PROBLEM REQUIREMENTS:
Return all lines from the listing below in which the string "保护环境的演讲稿" occurs.

— BEGIN —

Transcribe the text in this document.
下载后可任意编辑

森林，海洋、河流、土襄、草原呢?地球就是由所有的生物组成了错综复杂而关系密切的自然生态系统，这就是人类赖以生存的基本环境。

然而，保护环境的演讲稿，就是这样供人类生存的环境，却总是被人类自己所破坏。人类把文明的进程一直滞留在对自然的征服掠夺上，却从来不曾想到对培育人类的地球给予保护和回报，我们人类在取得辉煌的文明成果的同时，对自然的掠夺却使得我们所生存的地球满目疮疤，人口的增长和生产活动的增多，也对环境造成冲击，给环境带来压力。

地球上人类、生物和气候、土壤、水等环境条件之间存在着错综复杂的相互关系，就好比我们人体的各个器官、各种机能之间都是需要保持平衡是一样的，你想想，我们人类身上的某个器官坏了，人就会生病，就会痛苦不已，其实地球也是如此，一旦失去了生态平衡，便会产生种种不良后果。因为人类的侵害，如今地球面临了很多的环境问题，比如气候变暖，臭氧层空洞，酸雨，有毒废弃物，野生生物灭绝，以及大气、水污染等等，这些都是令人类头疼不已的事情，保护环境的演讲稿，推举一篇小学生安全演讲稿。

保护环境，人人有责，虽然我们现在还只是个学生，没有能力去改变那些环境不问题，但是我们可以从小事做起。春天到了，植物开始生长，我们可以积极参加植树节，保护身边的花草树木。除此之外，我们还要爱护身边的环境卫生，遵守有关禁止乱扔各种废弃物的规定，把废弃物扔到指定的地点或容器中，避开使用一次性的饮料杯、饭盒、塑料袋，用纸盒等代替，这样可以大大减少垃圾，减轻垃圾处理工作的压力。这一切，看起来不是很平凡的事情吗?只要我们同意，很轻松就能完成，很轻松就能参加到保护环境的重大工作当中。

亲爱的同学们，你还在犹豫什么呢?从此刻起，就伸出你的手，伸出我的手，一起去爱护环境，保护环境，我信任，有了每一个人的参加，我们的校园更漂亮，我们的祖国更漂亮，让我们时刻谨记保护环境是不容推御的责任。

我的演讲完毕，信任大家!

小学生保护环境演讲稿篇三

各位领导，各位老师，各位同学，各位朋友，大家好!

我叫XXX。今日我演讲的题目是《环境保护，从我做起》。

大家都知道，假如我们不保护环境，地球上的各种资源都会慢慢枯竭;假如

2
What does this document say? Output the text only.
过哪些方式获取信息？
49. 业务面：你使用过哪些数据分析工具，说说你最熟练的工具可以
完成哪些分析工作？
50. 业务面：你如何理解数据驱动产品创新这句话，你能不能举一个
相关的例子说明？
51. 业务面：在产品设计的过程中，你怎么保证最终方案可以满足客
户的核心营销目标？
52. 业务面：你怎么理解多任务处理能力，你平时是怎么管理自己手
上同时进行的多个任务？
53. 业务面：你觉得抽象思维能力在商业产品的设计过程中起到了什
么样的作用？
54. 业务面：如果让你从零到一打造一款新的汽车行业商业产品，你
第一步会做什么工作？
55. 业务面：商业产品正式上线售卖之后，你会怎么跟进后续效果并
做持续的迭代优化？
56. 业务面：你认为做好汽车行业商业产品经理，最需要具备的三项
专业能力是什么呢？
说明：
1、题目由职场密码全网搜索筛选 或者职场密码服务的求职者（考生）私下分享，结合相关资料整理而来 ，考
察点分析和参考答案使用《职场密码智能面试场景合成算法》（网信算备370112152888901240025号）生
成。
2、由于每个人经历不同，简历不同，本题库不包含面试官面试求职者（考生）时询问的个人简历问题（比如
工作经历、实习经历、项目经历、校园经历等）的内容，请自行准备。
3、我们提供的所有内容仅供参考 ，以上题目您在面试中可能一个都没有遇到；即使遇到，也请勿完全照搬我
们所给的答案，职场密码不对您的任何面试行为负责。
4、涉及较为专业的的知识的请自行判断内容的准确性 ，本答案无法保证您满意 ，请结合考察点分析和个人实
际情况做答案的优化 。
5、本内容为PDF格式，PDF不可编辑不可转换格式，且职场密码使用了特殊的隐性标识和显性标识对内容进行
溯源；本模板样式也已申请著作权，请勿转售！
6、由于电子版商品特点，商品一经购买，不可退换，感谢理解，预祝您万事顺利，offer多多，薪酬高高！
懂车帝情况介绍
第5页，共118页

— END —

CORRECT OUTPUT:
然而，保护环境的演讲稿，就是这样供人类生存的环境，却总是被人类自己所破坏。人类把文明的进程一直滞留在对自然的征服掠夺上，却从来不曾想到对培育人类的地球给予保护和回报，我们人类在取得辉煌的文明成果的同时，对自然的掠夺却使得我们所生存的地球满目疮疤，人口的增长和生产活动的增多，也对环境造成冲击，给环境带来压力。
地球上人类、生物和气候、土壤、水等环境条件之间存在着错综复杂的相互关系，就好比我们人体的各个器官、各种机能之间都是需要保持平衡是一样的，你想想，我们人类身上的某个器官坏了，人就会生病，就会痛苦不已，其实地球也是如此，一旦失去了生态平衡，便会产生种种不良后果。因为人类的侵害，如今地球面临了很多的环境问题，比如气候变暖，臭氧层空洞，酸雨，有毒废弃物，野生生物灭绝，以及大气、水污染等等，这些都是令人类头疼不已的事情，保护环境的演讲稿，推举一篇小学生安全演讲稿。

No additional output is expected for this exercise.